** Opening Supplied material block **
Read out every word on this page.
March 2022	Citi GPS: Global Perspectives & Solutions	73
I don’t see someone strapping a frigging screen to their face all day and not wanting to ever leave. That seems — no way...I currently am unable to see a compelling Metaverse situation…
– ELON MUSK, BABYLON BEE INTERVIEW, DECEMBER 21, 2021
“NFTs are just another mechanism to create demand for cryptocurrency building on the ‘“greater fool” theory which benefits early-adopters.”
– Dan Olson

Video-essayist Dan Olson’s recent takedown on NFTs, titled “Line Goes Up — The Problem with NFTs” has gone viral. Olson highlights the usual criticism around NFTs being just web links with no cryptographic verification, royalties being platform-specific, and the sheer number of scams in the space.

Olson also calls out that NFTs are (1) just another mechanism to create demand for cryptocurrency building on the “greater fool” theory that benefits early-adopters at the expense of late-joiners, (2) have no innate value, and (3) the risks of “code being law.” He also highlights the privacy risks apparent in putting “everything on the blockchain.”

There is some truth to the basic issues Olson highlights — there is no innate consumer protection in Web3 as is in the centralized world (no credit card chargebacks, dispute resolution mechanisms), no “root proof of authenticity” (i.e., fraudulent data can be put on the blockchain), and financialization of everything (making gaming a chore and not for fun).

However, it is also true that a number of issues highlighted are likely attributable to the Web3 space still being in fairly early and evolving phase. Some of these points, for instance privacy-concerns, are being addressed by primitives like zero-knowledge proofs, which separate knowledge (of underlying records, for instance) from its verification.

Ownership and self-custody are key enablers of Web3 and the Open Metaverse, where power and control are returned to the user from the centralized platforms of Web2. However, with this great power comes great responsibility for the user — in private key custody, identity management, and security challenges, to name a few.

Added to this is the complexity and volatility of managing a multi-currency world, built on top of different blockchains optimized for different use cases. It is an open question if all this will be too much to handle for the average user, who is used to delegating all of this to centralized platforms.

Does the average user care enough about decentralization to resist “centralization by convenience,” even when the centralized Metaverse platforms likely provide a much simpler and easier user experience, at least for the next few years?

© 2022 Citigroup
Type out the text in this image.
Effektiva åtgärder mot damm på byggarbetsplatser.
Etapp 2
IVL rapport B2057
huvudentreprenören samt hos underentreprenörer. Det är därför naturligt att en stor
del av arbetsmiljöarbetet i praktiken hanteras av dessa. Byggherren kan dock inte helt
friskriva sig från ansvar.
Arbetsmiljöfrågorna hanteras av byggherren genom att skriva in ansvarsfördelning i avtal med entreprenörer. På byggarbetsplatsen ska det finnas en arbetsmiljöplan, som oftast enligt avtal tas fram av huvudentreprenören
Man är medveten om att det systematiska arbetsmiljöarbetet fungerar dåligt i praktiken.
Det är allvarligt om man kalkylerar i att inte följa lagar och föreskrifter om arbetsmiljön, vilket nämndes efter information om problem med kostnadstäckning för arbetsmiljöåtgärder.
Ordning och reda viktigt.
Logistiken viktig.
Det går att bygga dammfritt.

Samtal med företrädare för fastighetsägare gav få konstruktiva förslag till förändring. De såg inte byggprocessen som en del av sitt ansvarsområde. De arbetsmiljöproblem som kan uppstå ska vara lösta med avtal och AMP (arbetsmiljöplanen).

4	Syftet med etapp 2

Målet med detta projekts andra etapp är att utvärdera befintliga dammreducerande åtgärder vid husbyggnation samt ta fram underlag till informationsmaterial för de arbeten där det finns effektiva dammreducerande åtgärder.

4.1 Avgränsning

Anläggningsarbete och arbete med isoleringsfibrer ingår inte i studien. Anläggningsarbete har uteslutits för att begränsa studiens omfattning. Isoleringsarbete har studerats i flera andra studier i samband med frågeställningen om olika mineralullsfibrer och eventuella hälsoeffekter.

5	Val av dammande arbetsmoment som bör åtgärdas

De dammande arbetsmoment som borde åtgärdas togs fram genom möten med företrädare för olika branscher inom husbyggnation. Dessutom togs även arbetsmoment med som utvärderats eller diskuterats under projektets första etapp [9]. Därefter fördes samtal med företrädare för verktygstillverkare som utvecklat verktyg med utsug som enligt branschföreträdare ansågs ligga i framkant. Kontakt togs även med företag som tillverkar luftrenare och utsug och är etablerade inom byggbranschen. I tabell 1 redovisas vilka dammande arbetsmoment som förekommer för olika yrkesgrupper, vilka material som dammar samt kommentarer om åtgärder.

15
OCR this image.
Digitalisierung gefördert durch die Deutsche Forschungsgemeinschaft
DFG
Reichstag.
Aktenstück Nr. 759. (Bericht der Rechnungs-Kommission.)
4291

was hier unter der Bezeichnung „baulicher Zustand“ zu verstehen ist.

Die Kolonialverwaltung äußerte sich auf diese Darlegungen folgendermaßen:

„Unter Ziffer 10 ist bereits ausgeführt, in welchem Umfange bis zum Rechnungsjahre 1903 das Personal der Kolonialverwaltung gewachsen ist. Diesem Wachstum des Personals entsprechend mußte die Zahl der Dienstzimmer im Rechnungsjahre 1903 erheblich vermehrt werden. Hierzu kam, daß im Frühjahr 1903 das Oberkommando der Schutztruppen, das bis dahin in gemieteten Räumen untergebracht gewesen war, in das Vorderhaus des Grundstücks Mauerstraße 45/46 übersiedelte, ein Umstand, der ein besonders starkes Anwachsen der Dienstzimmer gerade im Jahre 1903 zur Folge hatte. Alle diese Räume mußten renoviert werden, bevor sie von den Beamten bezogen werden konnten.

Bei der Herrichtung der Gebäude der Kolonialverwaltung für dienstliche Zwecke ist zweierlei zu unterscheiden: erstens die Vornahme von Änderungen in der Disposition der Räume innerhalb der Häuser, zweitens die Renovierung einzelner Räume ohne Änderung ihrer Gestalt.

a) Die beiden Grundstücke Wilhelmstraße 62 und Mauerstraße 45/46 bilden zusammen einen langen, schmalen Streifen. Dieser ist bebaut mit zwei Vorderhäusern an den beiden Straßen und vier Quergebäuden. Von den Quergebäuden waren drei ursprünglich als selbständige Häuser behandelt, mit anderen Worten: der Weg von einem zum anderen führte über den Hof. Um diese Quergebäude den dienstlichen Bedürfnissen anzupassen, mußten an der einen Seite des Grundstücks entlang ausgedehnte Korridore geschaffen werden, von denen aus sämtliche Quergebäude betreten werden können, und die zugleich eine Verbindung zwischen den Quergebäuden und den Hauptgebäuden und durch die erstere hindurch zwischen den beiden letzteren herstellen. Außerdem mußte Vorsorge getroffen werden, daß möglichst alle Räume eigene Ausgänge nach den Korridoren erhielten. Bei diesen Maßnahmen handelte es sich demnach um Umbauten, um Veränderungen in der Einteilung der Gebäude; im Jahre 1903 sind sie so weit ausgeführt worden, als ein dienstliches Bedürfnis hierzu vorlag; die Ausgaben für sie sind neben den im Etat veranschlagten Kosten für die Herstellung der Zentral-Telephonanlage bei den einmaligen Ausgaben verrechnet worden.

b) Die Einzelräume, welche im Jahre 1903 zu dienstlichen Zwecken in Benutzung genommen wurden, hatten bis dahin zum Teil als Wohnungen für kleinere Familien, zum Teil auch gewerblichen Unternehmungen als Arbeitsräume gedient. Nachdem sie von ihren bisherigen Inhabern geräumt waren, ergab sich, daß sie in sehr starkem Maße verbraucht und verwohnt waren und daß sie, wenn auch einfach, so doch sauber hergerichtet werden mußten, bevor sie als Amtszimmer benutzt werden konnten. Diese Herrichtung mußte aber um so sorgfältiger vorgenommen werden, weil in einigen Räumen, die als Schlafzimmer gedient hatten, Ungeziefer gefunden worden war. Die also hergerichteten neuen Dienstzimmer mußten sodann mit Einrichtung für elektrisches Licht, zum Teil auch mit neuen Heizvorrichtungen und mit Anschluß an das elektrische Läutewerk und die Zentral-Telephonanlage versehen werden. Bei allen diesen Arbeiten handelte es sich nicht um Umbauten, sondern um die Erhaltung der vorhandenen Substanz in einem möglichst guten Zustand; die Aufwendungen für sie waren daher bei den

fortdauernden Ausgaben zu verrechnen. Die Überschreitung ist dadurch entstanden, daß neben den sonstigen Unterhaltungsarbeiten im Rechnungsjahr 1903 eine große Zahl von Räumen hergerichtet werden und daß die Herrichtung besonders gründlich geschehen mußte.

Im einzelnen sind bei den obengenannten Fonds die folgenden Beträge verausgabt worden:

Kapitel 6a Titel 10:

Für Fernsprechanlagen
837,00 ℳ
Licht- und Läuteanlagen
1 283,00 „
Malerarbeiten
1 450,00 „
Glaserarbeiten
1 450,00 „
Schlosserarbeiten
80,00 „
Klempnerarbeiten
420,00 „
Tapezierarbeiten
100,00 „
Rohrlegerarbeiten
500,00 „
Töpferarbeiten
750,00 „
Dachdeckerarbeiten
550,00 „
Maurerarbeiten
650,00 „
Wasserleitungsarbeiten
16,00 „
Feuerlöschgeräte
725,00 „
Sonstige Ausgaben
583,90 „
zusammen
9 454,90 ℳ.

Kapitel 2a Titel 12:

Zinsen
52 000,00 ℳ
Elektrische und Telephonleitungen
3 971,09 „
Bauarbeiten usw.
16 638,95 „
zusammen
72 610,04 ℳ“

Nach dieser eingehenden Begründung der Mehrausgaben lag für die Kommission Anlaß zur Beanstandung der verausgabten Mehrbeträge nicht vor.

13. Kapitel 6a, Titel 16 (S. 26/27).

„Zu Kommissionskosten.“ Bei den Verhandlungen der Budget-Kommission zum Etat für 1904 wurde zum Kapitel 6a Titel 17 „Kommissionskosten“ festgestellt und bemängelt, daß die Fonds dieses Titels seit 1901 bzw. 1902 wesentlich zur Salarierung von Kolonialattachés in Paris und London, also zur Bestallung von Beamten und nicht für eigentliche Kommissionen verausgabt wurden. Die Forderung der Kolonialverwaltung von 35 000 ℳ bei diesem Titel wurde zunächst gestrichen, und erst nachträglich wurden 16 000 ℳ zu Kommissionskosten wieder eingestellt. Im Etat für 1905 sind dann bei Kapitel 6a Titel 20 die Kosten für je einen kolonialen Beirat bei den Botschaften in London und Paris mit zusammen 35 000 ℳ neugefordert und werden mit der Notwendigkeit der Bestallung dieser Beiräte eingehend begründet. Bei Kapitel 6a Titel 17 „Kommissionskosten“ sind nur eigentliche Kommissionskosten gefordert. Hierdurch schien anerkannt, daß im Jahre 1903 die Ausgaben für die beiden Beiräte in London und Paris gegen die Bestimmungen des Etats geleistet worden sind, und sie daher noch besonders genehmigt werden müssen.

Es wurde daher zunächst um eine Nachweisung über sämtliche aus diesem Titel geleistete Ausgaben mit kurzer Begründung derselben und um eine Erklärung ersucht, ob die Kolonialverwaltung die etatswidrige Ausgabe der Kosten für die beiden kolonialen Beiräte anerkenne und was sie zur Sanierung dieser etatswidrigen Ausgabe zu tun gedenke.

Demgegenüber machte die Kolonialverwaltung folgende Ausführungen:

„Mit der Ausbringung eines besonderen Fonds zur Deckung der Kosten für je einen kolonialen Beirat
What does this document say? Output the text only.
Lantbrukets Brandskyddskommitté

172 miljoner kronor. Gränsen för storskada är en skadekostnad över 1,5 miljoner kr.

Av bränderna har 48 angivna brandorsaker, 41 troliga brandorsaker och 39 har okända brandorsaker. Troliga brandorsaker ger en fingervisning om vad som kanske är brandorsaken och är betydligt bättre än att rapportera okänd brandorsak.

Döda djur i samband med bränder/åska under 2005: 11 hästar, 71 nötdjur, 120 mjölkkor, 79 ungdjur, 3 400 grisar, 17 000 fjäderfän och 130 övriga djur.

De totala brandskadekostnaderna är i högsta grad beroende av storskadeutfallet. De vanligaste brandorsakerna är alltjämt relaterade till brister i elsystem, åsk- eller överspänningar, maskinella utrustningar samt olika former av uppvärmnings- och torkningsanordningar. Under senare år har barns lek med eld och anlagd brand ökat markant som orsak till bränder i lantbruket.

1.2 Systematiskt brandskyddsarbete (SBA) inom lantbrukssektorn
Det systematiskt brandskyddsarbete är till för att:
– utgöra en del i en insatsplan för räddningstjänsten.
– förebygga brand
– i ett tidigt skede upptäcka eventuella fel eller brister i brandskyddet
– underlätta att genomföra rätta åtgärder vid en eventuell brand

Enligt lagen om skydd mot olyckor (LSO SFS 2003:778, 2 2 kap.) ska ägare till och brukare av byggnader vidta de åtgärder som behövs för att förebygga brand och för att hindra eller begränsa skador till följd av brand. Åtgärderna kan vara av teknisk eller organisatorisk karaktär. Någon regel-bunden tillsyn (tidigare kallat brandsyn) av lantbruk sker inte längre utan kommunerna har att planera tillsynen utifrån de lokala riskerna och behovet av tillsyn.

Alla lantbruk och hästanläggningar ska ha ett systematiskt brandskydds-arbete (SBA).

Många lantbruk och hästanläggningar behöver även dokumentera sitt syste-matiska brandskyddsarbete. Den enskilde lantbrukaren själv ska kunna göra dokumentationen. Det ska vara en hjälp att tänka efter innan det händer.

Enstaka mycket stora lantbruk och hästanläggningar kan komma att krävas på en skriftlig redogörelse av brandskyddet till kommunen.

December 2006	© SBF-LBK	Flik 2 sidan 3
** Closing Supplied material block **
▶ _Assigned task_
Taking the lines of the listing one by one, count those that contain "privacy", and answer with the number only.

▶ _The answer_
2